What you will do:
Copy each line below in which the string "будет" occurs.

Entries:
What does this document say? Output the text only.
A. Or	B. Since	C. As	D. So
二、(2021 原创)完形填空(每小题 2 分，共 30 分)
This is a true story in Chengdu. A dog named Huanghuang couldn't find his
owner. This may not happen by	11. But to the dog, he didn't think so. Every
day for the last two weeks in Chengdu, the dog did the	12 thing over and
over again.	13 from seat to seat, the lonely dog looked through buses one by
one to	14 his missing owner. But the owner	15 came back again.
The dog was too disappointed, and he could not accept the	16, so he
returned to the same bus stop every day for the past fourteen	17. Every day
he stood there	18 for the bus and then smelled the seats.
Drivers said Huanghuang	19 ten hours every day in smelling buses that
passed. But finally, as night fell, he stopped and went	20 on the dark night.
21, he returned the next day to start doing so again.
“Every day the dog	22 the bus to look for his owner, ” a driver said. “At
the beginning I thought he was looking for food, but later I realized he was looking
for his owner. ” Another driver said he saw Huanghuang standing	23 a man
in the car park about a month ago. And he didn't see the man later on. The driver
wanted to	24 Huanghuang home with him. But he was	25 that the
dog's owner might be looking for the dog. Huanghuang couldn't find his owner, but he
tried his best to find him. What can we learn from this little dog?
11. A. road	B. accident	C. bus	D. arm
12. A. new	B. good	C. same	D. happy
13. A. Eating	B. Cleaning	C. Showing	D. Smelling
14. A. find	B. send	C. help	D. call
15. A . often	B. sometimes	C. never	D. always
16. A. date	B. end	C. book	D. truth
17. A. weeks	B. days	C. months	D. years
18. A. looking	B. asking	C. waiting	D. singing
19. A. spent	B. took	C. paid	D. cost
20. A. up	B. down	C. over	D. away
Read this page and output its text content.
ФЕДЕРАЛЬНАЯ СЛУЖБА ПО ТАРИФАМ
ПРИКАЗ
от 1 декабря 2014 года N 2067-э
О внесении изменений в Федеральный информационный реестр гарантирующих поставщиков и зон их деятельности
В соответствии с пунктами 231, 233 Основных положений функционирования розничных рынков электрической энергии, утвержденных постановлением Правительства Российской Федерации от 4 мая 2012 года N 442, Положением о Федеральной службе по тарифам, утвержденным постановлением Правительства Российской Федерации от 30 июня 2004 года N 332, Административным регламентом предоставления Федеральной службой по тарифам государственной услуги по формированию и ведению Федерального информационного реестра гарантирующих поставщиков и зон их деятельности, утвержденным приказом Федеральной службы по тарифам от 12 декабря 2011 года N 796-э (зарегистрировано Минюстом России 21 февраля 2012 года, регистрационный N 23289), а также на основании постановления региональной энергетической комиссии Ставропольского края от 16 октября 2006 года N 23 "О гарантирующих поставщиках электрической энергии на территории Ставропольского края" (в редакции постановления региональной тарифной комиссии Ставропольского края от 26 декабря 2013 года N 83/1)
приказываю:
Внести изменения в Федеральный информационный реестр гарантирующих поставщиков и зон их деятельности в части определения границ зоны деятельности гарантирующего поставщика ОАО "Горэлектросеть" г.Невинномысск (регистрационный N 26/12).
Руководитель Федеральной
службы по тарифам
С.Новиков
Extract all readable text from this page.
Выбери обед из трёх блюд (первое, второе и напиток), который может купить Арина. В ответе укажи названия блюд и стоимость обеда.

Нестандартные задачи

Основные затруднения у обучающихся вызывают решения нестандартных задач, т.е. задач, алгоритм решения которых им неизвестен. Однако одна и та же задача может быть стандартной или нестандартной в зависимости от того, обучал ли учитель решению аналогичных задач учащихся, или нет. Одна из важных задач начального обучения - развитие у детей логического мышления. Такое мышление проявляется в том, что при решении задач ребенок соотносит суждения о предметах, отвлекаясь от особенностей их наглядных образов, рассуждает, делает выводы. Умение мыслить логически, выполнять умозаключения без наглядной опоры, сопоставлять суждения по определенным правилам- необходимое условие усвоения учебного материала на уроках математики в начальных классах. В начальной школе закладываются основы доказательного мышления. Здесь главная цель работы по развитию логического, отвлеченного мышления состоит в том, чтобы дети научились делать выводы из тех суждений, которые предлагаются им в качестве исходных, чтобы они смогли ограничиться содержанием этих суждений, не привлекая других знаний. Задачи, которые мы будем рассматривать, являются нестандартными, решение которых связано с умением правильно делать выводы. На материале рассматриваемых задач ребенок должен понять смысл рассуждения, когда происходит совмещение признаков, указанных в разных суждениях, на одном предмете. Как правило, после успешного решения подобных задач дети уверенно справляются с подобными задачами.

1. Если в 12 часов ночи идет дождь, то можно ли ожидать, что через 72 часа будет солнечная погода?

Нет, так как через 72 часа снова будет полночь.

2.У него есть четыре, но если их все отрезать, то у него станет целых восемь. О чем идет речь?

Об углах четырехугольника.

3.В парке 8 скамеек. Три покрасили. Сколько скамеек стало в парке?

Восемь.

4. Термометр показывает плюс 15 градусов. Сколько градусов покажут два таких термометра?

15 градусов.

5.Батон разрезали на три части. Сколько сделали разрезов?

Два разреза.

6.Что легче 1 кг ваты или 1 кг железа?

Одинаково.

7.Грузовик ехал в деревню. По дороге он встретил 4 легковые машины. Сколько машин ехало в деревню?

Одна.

Correct output:
1. Если в 12 часов ночи идет дождь, то можно ли ожидать, что через 72 часа будет солнечная погода?
Нет, так как через 72 часа снова будет полночь.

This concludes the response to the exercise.